WHAT TO DO:
Please find every line in the entries below that contains the string "Migraine", and copy it.

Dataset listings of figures
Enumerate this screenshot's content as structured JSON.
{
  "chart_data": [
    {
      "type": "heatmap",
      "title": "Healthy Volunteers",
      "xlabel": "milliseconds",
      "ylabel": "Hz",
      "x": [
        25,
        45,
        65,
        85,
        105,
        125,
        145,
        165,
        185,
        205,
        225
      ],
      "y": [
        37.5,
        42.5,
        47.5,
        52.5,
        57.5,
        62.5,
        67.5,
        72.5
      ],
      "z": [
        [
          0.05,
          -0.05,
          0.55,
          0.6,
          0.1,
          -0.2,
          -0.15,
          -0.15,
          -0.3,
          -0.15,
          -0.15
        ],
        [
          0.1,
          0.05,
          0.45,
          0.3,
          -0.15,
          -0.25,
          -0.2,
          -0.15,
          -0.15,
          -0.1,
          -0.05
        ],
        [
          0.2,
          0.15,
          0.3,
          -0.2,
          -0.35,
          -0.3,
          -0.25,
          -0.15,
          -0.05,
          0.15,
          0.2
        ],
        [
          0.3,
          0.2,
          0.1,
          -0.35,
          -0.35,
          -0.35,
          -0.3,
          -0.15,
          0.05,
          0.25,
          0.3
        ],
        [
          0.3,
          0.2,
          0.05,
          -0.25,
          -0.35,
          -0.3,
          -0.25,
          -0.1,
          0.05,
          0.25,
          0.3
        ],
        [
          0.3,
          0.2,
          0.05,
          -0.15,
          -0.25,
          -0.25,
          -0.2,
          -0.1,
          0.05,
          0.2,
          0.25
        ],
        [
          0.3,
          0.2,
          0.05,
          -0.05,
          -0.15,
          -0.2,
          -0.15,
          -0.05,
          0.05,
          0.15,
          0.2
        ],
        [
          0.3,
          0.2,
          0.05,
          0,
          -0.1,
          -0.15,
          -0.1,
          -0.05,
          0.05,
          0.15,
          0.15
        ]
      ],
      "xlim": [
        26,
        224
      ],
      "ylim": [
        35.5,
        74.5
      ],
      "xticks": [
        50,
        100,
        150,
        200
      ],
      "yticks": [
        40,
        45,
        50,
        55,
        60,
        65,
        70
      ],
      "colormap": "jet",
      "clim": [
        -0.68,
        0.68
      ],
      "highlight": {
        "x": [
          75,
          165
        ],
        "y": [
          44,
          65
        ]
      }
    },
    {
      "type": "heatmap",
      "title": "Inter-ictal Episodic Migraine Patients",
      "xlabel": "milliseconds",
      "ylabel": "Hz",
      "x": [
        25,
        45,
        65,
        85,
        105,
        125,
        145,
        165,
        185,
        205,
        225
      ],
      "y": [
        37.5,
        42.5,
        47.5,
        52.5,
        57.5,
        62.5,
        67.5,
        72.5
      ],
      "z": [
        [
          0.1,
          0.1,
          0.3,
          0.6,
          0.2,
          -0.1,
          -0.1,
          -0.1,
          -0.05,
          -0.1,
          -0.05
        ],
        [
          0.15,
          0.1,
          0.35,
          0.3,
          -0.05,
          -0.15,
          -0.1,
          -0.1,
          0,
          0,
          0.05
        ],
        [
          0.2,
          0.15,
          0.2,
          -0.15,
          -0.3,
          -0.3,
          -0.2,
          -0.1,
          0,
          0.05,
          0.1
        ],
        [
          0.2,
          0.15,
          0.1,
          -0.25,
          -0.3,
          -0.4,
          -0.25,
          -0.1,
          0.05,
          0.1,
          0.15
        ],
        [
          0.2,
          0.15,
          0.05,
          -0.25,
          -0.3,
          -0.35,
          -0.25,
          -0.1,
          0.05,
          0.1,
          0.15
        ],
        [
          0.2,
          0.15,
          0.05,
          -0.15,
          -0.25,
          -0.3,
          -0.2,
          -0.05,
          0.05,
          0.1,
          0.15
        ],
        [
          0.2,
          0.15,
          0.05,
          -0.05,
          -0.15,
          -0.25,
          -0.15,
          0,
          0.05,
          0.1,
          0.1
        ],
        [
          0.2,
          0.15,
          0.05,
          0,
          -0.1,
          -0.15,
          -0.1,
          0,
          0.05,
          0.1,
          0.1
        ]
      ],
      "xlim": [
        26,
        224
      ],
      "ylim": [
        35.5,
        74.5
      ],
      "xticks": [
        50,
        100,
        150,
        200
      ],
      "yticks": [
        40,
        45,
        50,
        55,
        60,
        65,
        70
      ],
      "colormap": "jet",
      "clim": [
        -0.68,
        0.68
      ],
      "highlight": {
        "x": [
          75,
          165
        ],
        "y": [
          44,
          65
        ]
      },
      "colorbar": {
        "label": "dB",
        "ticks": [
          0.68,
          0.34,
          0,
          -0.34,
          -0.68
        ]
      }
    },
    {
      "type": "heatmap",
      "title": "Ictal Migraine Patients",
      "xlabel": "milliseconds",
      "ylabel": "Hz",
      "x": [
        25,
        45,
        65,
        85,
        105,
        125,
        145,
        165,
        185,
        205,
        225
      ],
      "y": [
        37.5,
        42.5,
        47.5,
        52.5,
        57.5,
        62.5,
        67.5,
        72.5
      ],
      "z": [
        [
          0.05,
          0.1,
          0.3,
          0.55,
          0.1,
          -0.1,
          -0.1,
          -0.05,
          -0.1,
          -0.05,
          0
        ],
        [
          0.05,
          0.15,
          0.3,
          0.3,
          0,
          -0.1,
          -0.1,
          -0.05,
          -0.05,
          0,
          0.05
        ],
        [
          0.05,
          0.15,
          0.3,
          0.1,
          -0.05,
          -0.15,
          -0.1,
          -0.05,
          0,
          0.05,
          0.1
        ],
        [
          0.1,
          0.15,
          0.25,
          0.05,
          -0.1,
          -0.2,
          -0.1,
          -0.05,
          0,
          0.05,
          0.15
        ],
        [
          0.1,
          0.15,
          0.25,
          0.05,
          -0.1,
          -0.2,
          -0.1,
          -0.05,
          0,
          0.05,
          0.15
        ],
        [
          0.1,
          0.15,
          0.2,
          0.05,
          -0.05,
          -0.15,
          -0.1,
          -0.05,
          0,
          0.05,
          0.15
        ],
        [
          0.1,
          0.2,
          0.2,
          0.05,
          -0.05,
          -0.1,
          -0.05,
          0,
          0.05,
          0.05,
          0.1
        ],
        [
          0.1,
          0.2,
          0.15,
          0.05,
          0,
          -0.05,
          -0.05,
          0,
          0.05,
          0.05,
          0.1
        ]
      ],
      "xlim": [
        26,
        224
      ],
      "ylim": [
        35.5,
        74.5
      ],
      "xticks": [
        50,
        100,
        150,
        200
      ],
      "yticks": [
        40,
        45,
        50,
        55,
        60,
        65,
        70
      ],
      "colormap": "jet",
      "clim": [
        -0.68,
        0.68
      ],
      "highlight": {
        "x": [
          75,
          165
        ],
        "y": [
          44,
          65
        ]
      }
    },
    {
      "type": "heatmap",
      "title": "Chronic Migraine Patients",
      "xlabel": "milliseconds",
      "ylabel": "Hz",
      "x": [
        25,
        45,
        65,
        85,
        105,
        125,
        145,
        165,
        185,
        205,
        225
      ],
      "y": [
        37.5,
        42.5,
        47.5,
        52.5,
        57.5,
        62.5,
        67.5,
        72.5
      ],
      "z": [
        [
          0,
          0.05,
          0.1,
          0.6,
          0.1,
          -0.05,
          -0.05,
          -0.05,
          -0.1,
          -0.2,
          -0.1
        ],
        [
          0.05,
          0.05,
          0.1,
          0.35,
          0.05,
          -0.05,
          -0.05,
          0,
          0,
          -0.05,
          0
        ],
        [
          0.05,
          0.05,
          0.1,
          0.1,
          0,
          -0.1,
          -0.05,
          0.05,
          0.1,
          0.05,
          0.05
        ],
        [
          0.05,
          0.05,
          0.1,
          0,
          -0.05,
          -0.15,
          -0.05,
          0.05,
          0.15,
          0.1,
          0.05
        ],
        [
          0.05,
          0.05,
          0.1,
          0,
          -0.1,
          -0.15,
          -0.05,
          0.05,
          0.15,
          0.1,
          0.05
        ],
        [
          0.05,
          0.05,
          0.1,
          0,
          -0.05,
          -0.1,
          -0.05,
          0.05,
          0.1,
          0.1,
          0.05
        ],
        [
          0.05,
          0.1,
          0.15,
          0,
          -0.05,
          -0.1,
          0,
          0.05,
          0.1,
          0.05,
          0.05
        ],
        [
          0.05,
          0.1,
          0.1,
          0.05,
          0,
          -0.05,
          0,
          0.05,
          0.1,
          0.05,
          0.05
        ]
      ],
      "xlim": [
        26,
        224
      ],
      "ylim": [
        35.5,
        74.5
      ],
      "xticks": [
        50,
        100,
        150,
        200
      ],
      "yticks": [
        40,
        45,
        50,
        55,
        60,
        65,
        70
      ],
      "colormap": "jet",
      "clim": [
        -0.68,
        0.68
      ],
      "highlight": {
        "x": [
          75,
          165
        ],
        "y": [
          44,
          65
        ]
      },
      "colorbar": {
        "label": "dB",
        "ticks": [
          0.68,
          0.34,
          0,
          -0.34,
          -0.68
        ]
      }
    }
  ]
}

RESPONSE:
      "title": "Inter-ictal Episodic Migraine Patients",
      "title": "Ictal Migraine Patients",
      "title": "Chronic Migraine Patients",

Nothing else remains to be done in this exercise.